_Excerto do texto_.
═══

Adventure Country Tracks (ACT) Portugal – O primeiro cheirinho

Constatação do óbvio: Não estou preparado! Assim começou a semana de véspera de uma saída em Fim de Semana, cujo objetivo seria percorrer o ACT Portugal do Montijo ao Algarve em 3 dias.

Escrevo este post com uma certa nostalgia: Estou vendedor da minha mota – que levei neste fim de semana – e escrevo de memória acerca de um evento que se passou há quase dois anos! Que bom é recordar e, espero, que bom será repetir fins de semana destes muito mais vezes com a próxima mota!

═══

[Entradas extraídas de uma coleção]

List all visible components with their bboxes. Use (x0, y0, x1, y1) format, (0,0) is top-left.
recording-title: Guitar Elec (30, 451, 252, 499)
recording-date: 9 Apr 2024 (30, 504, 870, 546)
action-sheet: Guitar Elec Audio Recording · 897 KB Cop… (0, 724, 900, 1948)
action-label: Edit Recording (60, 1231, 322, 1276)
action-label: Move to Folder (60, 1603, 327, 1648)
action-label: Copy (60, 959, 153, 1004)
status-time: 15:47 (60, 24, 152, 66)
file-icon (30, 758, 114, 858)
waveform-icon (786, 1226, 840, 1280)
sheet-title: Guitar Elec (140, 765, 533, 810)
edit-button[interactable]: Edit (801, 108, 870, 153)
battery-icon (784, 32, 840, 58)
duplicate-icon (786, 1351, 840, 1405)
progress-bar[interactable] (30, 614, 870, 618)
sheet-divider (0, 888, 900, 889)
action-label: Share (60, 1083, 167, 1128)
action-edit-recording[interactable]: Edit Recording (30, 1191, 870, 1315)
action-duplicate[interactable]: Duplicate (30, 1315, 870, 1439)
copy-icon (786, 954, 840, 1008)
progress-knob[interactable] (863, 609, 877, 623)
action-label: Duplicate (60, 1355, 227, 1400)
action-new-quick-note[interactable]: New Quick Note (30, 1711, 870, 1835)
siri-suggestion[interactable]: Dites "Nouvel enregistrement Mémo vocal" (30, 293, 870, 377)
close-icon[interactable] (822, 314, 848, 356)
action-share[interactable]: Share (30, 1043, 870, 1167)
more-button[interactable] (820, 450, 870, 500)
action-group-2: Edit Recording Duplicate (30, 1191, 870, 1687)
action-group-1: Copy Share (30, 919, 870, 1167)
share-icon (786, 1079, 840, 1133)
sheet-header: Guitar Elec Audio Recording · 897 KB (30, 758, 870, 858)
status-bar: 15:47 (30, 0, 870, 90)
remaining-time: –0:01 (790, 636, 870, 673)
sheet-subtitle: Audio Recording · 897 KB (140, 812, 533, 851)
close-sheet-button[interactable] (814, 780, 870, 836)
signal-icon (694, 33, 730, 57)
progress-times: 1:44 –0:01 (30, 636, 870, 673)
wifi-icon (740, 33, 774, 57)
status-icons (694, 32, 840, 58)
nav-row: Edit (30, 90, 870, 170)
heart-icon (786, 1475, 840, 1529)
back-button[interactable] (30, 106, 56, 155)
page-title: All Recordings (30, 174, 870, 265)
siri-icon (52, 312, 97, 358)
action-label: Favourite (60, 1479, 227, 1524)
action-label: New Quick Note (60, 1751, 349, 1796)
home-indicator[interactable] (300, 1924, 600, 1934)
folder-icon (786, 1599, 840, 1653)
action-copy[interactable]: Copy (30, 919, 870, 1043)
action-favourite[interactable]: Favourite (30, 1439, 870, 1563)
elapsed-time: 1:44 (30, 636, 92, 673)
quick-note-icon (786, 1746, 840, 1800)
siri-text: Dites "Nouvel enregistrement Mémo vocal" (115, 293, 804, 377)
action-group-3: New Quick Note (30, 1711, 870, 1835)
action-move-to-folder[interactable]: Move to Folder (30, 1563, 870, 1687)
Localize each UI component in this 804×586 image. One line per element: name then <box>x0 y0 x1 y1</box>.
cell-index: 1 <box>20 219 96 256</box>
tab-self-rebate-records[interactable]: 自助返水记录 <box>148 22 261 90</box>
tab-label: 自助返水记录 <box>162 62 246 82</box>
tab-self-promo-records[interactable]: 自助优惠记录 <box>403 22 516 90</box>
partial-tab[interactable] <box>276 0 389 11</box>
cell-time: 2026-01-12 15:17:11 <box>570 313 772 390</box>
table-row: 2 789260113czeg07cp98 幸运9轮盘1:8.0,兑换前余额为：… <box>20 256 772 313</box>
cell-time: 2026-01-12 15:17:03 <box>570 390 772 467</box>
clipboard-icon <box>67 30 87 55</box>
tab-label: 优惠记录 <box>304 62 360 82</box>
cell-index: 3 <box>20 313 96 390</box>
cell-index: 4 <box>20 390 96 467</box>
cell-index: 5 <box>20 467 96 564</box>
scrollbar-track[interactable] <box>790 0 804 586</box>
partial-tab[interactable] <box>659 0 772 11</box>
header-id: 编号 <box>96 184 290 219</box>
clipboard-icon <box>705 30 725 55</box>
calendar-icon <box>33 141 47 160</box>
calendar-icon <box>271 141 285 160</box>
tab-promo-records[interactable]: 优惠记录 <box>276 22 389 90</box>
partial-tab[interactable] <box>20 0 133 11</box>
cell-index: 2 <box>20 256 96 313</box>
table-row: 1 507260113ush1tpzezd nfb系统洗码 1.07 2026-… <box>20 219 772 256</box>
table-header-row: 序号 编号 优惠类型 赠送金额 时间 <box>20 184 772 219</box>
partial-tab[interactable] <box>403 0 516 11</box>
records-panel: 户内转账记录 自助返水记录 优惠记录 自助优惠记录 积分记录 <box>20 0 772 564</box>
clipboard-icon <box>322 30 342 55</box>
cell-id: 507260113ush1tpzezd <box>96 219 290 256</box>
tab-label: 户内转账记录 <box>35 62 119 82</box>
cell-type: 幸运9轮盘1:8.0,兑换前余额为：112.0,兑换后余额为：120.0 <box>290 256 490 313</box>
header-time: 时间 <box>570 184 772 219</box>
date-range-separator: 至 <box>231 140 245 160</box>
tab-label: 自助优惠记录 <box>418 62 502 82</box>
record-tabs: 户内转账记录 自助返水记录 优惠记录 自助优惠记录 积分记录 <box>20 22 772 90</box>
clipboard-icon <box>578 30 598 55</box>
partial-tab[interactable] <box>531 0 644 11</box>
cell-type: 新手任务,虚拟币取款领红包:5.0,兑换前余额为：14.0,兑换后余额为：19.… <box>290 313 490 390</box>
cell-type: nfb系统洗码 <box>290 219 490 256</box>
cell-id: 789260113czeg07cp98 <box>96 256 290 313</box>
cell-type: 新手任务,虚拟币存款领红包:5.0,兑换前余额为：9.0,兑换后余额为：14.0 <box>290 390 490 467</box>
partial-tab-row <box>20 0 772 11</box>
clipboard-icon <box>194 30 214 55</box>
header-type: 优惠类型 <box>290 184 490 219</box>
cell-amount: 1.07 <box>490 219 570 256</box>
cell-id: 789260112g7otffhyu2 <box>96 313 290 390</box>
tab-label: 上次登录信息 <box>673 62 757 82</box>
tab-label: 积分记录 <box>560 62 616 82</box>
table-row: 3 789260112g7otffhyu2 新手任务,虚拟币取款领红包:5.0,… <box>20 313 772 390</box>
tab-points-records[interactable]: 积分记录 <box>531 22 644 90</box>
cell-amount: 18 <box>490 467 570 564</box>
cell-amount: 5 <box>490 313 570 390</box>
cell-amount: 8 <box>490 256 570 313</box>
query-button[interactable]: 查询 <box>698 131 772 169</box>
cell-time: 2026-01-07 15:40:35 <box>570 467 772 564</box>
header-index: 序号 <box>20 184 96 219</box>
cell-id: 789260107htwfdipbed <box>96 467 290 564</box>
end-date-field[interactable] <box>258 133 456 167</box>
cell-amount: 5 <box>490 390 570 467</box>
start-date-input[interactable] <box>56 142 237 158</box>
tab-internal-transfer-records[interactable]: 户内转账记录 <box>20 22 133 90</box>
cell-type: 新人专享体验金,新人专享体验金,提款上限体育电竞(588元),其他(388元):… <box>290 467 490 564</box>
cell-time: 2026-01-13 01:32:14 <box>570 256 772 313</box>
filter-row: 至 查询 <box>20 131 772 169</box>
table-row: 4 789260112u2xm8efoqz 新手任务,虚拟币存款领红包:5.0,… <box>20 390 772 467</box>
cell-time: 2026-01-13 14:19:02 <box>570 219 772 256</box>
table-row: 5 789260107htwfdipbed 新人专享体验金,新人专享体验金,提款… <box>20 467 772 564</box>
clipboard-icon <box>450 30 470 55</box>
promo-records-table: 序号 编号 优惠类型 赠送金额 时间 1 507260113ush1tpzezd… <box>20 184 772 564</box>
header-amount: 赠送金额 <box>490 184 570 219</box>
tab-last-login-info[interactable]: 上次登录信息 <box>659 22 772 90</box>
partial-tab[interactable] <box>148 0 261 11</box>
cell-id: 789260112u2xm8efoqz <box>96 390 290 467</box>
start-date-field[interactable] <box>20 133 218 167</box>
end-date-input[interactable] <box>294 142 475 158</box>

═══

_Ordem de trabalho_. Repita sem alterações a parte do excerto que começa em "Adventure Country Tracks" e prossegue até "Algarve em 3 dias.". As entradas constituem material à parte.

_Resposta_.
Adventure Country Tracks (ACT) Portugal – O primeiro cheirinho

Constatação do óbvio: Não estou preparado! Assim começou a semana de véspera de uma saída em Fim de Semana, cujo objetivo seria percorrer o ACT Portugal do Montijo ao Algarve em 3 dias.